───── INPUT ROWS
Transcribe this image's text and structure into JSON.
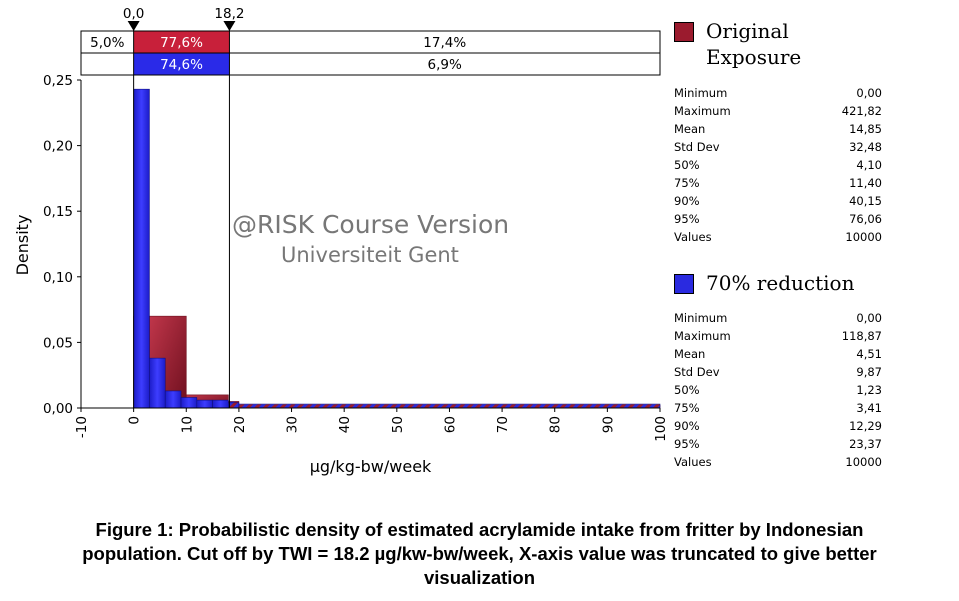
{
  "chart_data": {
    "type": "bar",
    "xlabel": "µg/kg-bw/week",
    "ylabel": "Density",
    "xlim": [
      -10,
      100
    ],
    "ylim": [
      0,
      0.25
    ],
    "xticks": [
      "-10",
      "0",
      "10",
      "20",
      "30",
      "40",
      "50",
      "60",
      "70",
      "80",
      "90",
      "100"
    ],
    "yticks": [
      "0,00",
      "0,05",
      "0,10",
      "0,15",
      "0,20",
      "0,25"
    ],
    "cutoffs": [
      "0,0",
      "18,2"
    ],
    "cutoff_values": [
      0.0,
      18.2
    ],
    "series": [
      {
        "name": "Original Exposure",
        "color": "#9b1b2e",
        "bin_edges": [
          0,
          3,
          10,
          18,
          20,
          100
        ],
        "values": [
          0.07,
          0.07,
          0.01,
          0.005,
          0.002
        ],
        "bands": [
          "5,0%",
          "77,6%",
          "17,4%"
        ]
      },
      {
        "name": "70% reduction",
        "color": "#2a2ae0",
        "bin_edges": [
          0,
          3,
          6,
          9,
          12,
          15,
          18,
          20,
          100
        ],
        "values": [
          0.243,
          0.038,
          0.013,
          0.008,
          0.006,
          0.006,
          0.004,
          0.003
        ],
        "bands": [
          "74,6%",
          "6,9%"
        ]
      }
    ]
  },
  "legend": {
    "original": {
      "line1": "Original",
      "line2": "Exposure",
      "color": "#9b1b2e"
    },
    "reduction": {
      "label": "70% reduction",
      "color": "#2a2ae0"
    }
  },
  "stats": {
    "original": [
      {
        "label": "Minimum",
        "value": "0,00"
      },
      {
        "label": "Maximum",
        "value": "421,82"
      },
      {
        "label": "Mean",
        "value": "14,85"
      },
      {
        "label": "Std Dev",
        "value": "32,48"
      },
      {
        "label": "50%",
        "value": "4,10"
      },
      {
        "label": "75%",
        "value": "11,40"
      },
      {
        "label": "90%",
        "value": "40,15"
      },
      {
        "label": "95%",
        "value": "76,06"
      },
      {
        "label": "Values",
        "value": "10000"
      }
    ],
    "reduction": [
      {
        "label": "Minimum",
        "value": "0,00"
      },
      {
        "label": "Maximum",
        "value": "118,87"
      },
      {
        "label": "Mean",
        "value": "4,51"
      },
      {
        "label": "Std Dev",
        "value": "9,87"
      },
      {
        "label": "50%",
        "value": "1,23"
      },
      {
        "label": "75%",
        "value": "3,41"
      },
      {
        "label": "90%",
        "value": "12,29"
      },
      {
        "label": "95%",
        "value": "23,37"
      },
      {
        "label": "Values",
        "value": "10000"
      }
    ]
  },
  "watermark": {
    "line1": "@RISK Course Version",
    "line2": "Universiteit Gent"
  },
  "caption": {
    "line1": "Figure 1: Probabilistic density of estimated acrylamide intake from fritter by Indonesian",
    "line2": "population. Cut off by TWI = 18.2 µg/kw-bw/week, X-axis value was truncated to give better",
    "line3": "visualization"
  }
}
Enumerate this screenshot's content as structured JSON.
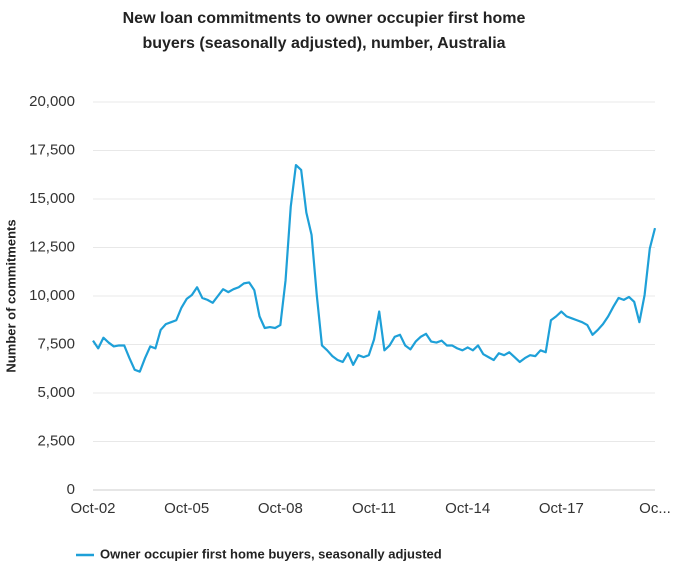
{
  "chart_data": {
    "type": "line",
    "title": "New loan commitments to owner occupier first home buyers (seasonally adjusted), number, Australia",
    "y_label": "Number of commitments",
    "categories": [
      "Oct-02",
      null,
      null,
      null,
      null,
      null,
      null,
      null,
      null,
      null,
      null,
      null,
      null,
      null,
      null,
      null,
      null,
      null,
      "Oct-05",
      null,
      null,
      null,
      null,
      null,
      null,
      null,
      null,
      null,
      null,
      null,
      null,
      null,
      null,
      null,
      null,
      null,
      "Oct-08",
      null,
      null,
      null,
      null,
      null,
      null,
      null,
      null,
      null,
      null,
      null,
      null,
      null,
      null,
      null,
      null,
      null,
      "Oct-11",
      null,
      null,
      null,
      null,
      null,
      null,
      null,
      null,
      null,
      null,
      null,
      null,
      null,
      null,
      null,
      null,
      null,
      "Oct-14",
      null,
      null,
      null,
      null,
      null,
      null,
      null,
      null,
      null,
      null,
      null,
      null,
      null,
      null,
      null,
      null,
      null,
      "Oct-17",
      null,
      null,
      null,
      null,
      null,
      null,
      null,
      null,
      null,
      null,
      null,
      null,
      null,
      null,
      null,
      null,
      null,
      "Oc..."
    ],
    "series": [
      {
        "name": "Owner occupier first home buyers, seasonally adjusted",
        "color": "#1ea0d8",
        "values": [
          7700,
          7300,
          7850,
          7600,
          7400,
          7450,
          7450,
          6800,
          6200,
          6100,
          6800,
          7400,
          7300,
          8250,
          8550,
          8650,
          8750,
          9400,
          9850,
          10050,
          10450,
          9900,
          9800,
          9650,
          10000,
          10350,
          10200,
          10350,
          10450,
          10650,
          10700,
          10300,
          8950,
          8350,
          8400,
          8350,
          8500,
          10800,
          14600,
          16750,
          16500,
          14300,
          13150,
          10050,
          7450,
          7200,
          6900,
          6700,
          6600,
          7050,
          6450,
          6950,
          6850,
          6950,
          7750,
          9200,
          7200,
          7450,
          7900,
          8000,
          7450,
          7250,
          7650,
          7900,
          8050,
          7650,
          7600,
          7700,
          7450,
          7450,
          7300,
          7200,
          7350,
          7200,
          7450,
          7000,
          6850,
          6700,
          7050,
          6950,
          7100,
          6850,
          6600,
          6800,
          6950,
          6900,
          7200,
          7100,
          8750,
          8950,
          9200,
          8950,
          8850,
          8750,
          8650,
          8500,
          8000,
          8250,
          8550,
          8950,
          9450,
          9900,
          9800,
          9950,
          9700,
          8650,
          10050,
          12450,
          13500
        ]
      }
    ],
    "ylim": [
      0,
      20000
    ],
    "yticks": [
      0,
      {
        "value": 2500,
        "label": "2,500"
      },
      {
        "value": 5000,
        "label": "5,000"
      },
      {
        "value": 7500,
        "label": "7,500"
      },
      {
        "value": 10000,
        "label": "10,000"
      },
      {
        "value": 12500,
        "label": "12,500"
      },
      {
        "value": 15000,
        "label": "15,000"
      },
      {
        "value": 17500,
        "label": "17,500"
      },
      {
        "value": 20000,
        "label": "20,000"
      }
    ],
    "grid": true
  }
}
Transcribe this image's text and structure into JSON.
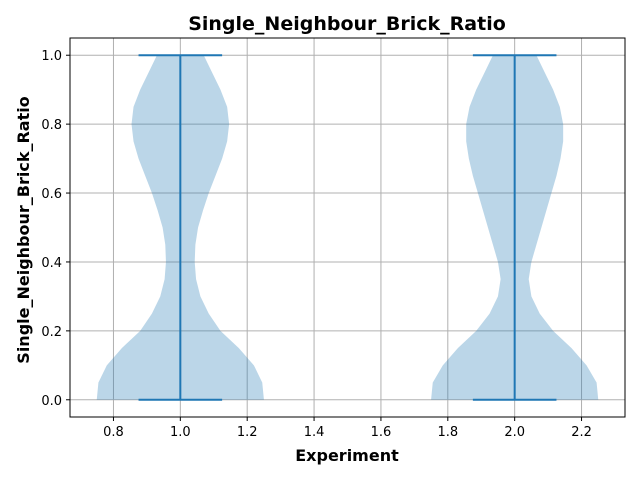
{
  "chart_data": {
    "type": "violin",
    "title": "Single_Neighbour_Brick_Ratio",
    "xlabel": "Experiment",
    "ylabel": "Single_Neighbour_Brick_Ratio",
    "xlim": [
      0.67,
      2.33
    ],
    "ylim": [
      -0.05,
      1.05
    ],
    "x_ticks": [
      0.8,
      1.0,
      1.2,
      1.4,
      1.6,
      1.8,
      2.0,
      2.2
    ],
    "x_tick_labels": [
      "0.8",
      "1.0",
      "1.2",
      "1.4",
      "1.6",
      "1.8",
      "2.0",
      "2.2"
    ],
    "y_ticks": [
      0.0,
      0.2,
      0.4,
      0.6,
      0.8,
      1.0
    ],
    "y_tick_labels": [
      "0.0",
      "0.2",
      "0.4",
      "0.6",
      "0.8",
      "1.0"
    ],
    "grid": true,
    "violins": [
      {
        "position": 1.0,
        "min": 0.0,
        "max": 1.0,
        "density_profile": [
          {
            "y": 0.0,
            "half_width": 0.25
          },
          {
            "y": 0.05,
            "half_width": 0.245
          },
          {
            "y": 0.1,
            "half_width": 0.22
          },
          {
            "y": 0.15,
            "half_width": 0.175
          },
          {
            "y": 0.2,
            "half_width": 0.12
          },
          {
            "y": 0.25,
            "half_width": 0.085
          },
          {
            "y": 0.3,
            "half_width": 0.06
          },
          {
            "y": 0.35,
            "half_width": 0.047
          },
          {
            "y": 0.4,
            "half_width": 0.043
          },
          {
            "y": 0.45,
            "half_width": 0.045
          },
          {
            "y": 0.5,
            "half_width": 0.053
          },
          {
            "y": 0.55,
            "half_width": 0.068
          },
          {
            "y": 0.6,
            "half_width": 0.085
          },
          {
            "y": 0.65,
            "half_width": 0.105
          },
          {
            "y": 0.7,
            "half_width": 0.125
          },
          {
            "y": 0.75,
            "half_width": 0.14
          },
          {
            "y": 0.8,
            "half_width": 0.146
          },
          {
            "y": 0.85,
            "half_width": 0.14
          },
          {
            "y": 0.9,
            "half_width": 0.12
          },
          {
            "y": 0.95,
            "half_width": 0.095
          },
          {
            "y": 1.0,
            "half_width": 0.07
          }
        ]
      },
      {
        "position": 2.0,
        "min": 0.0,
        "max": 1.0,
        "density_profile": [
          {
            "y": 0.0,
            "half_width": 0.25
          },
          {
            "y": 0.05,
            "half_width": 0.245
          },
          {
            "y": 0.1,
            "half_width": 0.215
          },
          {
            "y": 0.15,
            "half_width": 0.17
          },
          {
            "y": 0.2,
            "half_width": 0.115
          },
          {
            "y": 0.25,
            "half_width": 0.075
          },
          {
            "y": 0.3,
            "half_width": 0.05
          },
          {
            "y": 0.35,
            "half_width": 0.042
          },
          {
            "y": 0.4,
            "half_width": 0.05
          },
          {
            "y": 0.45,
            "half_width": 0.065
          },
          {
            "y": 0.5,
            "half_width": 0.08
          },
          {
            "y": 0.55,
            "half_width": 0.095
          },
          {
            "y": 0.6,
            "half_width": 0.11
          },
          {
            "y": 0.65,
            "half_width": 0.125
          },
          {
            "y": 0.7,
            "half_width": 0.137
          },
          {
            "y": 0.75,
            "half_width": 0.145
          },
          {
            "y": 0.8,
            "half_width": 0.145
          },
          {
            "y": 0.85,
            "half_width": 0.135
          },
          {
            "y": 0.9,
            "half_width": 0.115
          },
          {
            "y": 0.95,
            "half_width": 0.09
          },
          {
            "y": 1.0,
            "half_width": 0.065
          }
        ]
      }
    ],
    "cap_half_width": 0.125,
    "colors": {
      "body": "#1f77b4",
      "body_opacity": 0.3,
      "lines": "#1f77b4",
      "grid": "#b0b0b0"
    }
  }
}
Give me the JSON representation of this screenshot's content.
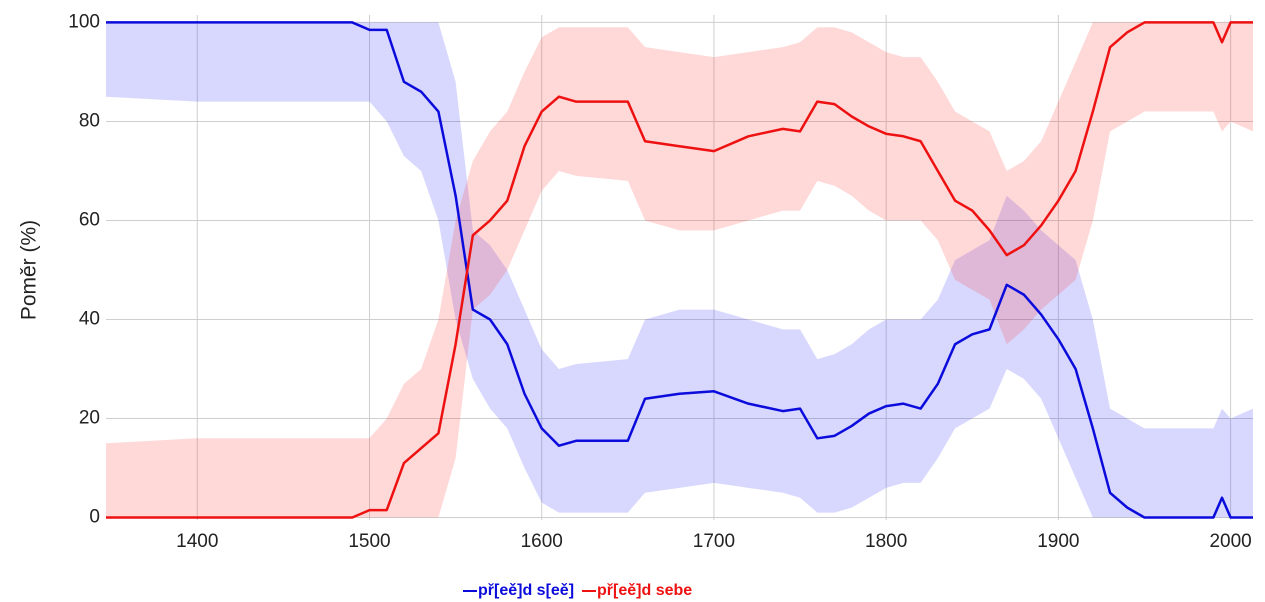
──────────
THE EXERCISE: Show every line of the records above that contains the word "ylabel".

ANSWER FOR THIS EXERCISE:
    "ylabel": "Density",
    "ylabel": "Single_Neighbour_Brick_Ratio",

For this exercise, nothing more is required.